What to produce:
Collect all lines containing the word "SAPRU" from the data.

==== Data for this exercise

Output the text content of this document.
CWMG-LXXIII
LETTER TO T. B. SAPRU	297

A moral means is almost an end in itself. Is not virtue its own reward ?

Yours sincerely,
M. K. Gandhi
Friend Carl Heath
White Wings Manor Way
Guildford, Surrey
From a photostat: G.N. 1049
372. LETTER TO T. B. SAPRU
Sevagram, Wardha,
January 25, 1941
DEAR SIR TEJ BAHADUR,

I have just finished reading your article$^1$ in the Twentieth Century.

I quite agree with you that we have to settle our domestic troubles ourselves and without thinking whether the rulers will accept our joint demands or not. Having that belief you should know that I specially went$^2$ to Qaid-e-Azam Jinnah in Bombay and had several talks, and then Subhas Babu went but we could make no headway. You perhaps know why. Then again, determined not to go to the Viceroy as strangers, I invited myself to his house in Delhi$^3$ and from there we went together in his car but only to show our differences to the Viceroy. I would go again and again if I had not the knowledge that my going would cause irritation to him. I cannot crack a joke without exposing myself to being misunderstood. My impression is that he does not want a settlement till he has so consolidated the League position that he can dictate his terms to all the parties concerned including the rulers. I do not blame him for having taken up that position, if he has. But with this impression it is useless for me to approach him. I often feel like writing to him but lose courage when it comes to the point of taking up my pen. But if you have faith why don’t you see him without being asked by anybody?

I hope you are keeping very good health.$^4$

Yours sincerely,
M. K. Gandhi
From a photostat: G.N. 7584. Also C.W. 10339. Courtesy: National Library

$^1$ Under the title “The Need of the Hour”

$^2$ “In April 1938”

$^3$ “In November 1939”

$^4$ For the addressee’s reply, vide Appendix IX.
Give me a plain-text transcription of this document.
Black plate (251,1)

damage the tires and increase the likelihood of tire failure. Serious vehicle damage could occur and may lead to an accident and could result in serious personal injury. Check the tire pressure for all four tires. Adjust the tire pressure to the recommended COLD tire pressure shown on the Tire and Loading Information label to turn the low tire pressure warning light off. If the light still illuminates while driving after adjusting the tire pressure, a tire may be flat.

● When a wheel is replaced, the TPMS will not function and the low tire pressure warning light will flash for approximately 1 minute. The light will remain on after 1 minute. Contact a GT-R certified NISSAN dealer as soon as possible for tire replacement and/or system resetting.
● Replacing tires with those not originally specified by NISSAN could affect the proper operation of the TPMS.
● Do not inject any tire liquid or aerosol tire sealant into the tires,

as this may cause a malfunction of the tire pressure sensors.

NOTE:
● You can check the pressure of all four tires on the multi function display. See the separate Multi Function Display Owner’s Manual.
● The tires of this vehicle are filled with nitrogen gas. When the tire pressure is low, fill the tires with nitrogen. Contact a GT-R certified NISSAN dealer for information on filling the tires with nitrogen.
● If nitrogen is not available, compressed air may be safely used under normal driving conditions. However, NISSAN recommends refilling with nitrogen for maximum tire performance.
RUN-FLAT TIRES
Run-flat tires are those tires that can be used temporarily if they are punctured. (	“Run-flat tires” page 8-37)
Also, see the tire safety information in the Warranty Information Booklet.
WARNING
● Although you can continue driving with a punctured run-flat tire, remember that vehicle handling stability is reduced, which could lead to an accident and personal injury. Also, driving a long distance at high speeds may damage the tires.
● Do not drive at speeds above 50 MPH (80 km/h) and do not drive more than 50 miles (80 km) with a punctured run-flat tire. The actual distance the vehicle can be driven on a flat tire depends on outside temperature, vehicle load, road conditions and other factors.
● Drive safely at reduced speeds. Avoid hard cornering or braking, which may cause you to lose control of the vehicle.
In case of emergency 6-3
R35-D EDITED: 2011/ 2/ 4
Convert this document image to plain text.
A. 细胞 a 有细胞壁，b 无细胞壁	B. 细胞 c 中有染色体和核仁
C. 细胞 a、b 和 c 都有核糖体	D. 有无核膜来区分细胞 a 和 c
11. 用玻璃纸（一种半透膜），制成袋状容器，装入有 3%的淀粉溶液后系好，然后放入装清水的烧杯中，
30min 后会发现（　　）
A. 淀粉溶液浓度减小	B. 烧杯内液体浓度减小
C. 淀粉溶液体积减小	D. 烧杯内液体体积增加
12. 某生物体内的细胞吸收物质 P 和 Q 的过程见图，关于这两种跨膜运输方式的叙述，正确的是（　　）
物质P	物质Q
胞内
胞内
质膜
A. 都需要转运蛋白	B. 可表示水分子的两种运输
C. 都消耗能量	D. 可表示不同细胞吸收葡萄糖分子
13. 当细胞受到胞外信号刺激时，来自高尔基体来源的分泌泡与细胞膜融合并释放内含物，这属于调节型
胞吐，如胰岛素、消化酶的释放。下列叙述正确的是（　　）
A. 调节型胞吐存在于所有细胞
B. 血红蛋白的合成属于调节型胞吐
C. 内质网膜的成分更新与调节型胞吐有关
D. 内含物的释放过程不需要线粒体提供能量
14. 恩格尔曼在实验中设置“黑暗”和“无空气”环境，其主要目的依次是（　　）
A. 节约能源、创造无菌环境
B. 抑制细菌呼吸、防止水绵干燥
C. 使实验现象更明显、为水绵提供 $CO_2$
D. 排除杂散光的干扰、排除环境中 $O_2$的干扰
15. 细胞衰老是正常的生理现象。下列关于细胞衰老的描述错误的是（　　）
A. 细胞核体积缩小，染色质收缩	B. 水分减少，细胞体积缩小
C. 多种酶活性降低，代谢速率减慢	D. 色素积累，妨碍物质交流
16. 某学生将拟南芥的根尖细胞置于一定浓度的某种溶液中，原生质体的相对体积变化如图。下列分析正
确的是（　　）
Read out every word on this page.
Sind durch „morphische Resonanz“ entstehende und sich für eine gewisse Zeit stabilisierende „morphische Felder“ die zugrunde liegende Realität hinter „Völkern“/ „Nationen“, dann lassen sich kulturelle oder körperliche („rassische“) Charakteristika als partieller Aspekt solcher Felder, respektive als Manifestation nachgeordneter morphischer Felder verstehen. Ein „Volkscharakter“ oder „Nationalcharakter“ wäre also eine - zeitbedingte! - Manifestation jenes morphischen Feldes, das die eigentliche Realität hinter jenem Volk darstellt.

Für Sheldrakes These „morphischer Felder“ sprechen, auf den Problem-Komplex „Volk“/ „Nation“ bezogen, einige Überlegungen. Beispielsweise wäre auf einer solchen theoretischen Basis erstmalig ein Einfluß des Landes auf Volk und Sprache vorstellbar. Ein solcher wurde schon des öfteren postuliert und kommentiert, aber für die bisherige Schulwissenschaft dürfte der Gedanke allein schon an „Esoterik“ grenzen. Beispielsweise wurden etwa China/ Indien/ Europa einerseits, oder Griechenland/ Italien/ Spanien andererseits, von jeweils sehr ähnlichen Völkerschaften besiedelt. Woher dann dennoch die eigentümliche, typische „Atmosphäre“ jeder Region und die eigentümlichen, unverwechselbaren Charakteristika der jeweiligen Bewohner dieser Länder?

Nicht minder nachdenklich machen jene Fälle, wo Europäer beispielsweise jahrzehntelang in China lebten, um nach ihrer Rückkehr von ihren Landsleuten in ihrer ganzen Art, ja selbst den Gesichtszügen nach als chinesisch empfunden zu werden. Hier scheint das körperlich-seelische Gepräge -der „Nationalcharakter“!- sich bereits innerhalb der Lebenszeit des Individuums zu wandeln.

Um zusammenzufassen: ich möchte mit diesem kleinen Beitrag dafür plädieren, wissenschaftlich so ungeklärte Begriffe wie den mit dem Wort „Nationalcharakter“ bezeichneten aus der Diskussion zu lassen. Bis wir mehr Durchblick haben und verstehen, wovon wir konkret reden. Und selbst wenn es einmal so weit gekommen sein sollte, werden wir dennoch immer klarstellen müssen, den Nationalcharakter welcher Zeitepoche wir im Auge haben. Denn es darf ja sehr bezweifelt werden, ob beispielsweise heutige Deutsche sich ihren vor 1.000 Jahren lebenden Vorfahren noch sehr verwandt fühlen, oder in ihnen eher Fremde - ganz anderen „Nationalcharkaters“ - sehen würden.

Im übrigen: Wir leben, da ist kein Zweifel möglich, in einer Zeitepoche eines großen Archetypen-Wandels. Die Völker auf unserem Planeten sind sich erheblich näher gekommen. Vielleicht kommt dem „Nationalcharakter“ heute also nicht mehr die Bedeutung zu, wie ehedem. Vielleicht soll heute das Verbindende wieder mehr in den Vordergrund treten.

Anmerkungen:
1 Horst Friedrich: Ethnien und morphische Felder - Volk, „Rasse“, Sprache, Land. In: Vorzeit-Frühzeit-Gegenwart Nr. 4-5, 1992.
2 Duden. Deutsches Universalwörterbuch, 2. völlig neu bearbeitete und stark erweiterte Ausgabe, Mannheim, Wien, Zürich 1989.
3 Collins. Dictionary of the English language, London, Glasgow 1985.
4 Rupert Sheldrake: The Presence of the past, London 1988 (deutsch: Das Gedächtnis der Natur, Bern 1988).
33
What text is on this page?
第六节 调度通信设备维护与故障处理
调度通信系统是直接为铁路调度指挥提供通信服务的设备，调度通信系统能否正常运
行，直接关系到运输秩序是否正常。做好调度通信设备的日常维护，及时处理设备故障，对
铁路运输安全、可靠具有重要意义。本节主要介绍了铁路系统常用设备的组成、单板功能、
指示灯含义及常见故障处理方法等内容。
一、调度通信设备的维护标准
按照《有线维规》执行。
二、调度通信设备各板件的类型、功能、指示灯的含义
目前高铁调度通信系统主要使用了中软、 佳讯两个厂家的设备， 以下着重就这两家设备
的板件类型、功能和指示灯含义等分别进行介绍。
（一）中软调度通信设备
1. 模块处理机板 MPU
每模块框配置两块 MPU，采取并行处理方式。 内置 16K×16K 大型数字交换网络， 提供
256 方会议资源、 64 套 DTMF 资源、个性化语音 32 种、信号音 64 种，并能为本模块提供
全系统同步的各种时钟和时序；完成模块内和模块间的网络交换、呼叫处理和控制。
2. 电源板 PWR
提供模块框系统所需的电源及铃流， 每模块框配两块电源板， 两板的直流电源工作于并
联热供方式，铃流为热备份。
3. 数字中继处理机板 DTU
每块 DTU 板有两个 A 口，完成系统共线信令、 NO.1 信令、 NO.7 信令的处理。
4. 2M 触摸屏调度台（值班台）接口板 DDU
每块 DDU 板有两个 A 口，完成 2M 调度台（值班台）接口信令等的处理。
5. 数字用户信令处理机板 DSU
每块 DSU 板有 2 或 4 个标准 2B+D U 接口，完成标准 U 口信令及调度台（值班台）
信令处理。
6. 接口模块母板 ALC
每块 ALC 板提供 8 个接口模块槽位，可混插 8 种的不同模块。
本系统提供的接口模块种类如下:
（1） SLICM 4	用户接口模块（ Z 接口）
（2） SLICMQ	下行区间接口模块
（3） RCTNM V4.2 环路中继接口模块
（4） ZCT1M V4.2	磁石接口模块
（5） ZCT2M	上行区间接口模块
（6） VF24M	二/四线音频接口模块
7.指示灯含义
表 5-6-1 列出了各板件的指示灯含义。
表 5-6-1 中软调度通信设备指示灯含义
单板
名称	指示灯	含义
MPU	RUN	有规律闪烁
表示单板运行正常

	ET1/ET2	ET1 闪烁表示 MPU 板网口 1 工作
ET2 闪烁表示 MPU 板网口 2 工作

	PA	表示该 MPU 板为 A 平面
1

========

Result:
LETTER TO T. B. SAPRU	297
372. LETTER TO T. B. SAPRU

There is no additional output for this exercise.